#### [Stored data entries]
══════════

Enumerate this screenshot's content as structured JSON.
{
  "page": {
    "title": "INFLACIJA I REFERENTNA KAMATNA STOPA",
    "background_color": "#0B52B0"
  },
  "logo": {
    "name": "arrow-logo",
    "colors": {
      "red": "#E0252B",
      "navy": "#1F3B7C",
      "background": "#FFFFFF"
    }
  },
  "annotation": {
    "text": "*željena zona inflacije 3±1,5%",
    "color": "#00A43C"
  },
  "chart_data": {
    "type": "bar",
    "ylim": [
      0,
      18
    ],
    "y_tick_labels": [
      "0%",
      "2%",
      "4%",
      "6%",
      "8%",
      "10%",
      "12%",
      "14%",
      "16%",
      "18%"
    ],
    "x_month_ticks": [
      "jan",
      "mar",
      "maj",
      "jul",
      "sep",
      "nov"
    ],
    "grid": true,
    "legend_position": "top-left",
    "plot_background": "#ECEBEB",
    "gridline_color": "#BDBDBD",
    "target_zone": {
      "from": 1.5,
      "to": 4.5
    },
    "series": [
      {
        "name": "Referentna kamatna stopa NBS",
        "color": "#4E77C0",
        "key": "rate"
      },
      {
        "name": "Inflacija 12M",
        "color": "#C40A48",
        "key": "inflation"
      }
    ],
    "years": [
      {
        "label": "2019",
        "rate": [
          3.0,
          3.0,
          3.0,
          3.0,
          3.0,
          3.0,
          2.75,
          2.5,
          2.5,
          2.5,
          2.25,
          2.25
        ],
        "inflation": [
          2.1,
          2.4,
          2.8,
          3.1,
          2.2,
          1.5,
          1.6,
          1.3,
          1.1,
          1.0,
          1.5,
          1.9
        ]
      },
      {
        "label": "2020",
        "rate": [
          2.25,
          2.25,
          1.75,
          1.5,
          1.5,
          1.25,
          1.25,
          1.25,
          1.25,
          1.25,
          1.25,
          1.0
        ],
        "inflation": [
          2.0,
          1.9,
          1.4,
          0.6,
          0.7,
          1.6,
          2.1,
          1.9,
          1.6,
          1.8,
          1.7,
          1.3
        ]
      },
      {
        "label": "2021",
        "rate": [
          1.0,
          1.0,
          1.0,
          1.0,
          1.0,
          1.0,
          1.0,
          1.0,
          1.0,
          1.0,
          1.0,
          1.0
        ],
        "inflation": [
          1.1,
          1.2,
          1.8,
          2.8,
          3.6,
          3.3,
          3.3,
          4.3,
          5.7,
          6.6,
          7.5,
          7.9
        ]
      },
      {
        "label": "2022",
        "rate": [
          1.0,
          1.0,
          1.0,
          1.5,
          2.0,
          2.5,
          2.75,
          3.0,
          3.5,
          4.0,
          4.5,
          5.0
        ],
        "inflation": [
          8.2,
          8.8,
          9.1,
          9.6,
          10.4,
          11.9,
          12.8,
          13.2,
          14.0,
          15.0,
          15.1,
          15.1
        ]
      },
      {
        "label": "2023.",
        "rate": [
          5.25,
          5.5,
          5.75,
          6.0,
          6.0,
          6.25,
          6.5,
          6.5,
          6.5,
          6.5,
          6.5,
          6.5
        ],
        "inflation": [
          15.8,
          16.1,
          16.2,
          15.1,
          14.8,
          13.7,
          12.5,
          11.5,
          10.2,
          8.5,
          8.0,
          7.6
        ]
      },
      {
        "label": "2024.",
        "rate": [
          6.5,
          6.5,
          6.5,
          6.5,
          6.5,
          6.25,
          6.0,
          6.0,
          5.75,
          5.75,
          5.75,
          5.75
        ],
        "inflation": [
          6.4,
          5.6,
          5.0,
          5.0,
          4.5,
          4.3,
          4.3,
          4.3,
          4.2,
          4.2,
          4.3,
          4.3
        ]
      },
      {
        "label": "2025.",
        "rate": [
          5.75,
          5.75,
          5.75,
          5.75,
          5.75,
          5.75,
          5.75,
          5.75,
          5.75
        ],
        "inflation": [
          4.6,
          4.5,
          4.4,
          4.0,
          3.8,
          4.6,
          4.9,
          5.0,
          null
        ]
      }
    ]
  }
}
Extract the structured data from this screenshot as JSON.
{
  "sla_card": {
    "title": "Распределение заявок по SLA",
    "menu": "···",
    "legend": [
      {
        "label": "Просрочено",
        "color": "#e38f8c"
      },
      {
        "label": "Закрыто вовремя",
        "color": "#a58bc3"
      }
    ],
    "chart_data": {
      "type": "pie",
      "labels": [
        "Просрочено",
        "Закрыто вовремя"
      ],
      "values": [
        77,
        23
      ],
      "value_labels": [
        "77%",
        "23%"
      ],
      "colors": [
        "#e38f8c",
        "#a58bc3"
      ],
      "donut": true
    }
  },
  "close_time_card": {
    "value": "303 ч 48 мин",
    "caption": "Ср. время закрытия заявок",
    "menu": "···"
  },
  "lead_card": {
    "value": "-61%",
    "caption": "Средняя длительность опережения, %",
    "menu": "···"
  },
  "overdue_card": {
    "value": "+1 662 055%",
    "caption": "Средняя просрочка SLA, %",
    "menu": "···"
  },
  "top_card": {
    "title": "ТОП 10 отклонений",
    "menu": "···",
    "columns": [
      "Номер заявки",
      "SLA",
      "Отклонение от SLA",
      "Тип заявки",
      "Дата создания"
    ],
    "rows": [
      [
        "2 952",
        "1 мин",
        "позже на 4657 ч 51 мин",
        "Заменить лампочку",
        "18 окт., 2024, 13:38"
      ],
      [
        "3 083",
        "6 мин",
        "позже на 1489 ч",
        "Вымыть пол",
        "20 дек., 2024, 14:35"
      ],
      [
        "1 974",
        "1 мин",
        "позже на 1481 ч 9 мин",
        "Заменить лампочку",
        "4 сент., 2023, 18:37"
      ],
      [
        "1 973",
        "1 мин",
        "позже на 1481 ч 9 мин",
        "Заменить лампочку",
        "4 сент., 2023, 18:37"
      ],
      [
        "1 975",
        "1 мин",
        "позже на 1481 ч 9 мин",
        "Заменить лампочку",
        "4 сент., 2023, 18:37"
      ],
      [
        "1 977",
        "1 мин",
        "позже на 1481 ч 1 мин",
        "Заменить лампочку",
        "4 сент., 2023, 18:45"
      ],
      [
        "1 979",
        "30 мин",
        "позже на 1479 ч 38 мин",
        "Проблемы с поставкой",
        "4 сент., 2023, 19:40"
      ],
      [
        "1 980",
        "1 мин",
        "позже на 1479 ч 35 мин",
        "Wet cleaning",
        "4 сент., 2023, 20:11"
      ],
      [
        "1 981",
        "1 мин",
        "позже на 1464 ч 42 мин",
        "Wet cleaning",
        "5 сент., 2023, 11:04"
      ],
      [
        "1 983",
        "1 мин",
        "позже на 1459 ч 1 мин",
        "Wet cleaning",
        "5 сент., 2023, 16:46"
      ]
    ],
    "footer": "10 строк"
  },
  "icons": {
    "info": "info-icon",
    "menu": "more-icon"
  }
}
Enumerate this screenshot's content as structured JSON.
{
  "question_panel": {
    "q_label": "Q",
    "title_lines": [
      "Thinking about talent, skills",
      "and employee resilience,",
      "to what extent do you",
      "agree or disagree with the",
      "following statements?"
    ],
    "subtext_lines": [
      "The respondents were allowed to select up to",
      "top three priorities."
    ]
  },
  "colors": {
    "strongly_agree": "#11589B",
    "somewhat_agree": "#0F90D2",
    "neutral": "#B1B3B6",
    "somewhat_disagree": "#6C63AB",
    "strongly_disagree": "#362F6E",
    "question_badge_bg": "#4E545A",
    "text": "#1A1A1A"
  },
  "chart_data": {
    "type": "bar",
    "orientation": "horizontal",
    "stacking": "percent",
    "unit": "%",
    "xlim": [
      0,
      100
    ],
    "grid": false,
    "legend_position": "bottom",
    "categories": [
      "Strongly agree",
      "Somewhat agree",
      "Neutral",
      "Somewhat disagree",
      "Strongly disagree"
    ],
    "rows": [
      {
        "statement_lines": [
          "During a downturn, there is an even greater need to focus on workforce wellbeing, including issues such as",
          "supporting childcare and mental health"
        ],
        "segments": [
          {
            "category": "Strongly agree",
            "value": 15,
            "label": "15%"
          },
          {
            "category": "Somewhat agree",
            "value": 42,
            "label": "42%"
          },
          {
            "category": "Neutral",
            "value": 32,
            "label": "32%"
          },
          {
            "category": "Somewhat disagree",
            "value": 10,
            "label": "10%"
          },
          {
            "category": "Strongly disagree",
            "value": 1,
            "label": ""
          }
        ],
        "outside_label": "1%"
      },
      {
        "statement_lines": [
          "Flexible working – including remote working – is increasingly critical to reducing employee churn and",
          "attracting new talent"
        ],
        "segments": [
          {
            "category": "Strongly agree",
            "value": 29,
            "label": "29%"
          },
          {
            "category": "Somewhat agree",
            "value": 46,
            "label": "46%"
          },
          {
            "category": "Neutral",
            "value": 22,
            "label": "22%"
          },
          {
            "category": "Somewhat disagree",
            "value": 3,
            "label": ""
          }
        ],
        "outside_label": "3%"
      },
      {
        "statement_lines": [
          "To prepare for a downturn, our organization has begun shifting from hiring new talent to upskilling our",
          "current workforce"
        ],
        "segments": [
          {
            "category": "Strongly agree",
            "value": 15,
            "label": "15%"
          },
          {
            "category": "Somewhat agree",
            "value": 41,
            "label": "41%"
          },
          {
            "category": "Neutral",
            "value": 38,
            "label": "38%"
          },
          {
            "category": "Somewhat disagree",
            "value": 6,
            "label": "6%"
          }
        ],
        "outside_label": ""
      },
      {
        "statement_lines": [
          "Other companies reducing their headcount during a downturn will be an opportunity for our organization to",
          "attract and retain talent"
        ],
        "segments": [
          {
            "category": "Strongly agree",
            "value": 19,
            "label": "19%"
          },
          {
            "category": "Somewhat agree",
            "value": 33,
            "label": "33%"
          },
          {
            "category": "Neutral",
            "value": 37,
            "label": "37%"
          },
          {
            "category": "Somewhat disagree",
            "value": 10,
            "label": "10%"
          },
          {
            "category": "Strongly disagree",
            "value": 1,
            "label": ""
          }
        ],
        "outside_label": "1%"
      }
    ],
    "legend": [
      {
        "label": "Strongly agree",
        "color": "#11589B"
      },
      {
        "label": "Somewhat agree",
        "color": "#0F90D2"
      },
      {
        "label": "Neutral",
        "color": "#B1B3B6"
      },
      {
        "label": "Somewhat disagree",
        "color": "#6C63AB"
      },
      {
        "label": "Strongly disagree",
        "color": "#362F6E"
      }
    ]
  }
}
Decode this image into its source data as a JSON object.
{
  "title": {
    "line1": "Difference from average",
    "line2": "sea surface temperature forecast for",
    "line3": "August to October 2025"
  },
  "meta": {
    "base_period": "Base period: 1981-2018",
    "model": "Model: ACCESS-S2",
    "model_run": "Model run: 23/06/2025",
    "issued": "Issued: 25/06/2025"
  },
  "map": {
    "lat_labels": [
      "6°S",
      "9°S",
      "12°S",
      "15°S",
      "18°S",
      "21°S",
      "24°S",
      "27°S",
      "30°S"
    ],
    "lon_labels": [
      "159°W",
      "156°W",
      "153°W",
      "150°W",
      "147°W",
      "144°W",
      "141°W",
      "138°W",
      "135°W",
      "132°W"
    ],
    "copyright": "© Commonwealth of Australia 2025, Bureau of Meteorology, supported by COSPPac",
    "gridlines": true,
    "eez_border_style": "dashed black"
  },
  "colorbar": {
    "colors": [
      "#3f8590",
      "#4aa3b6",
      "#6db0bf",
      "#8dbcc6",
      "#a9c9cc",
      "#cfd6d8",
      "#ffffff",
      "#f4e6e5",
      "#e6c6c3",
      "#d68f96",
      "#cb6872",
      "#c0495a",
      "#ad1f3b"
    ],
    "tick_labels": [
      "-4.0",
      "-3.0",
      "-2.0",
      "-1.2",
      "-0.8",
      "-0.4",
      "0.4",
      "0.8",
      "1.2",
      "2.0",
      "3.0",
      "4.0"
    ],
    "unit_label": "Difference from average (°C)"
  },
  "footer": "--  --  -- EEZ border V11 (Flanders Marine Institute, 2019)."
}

══════════

In the listing, find all lines with the string "footer" and copy them.

    "footer": "10 строк"
  "footer": "--  --  -- EEZ border V11 (Flanders Marine Institute, 2019)."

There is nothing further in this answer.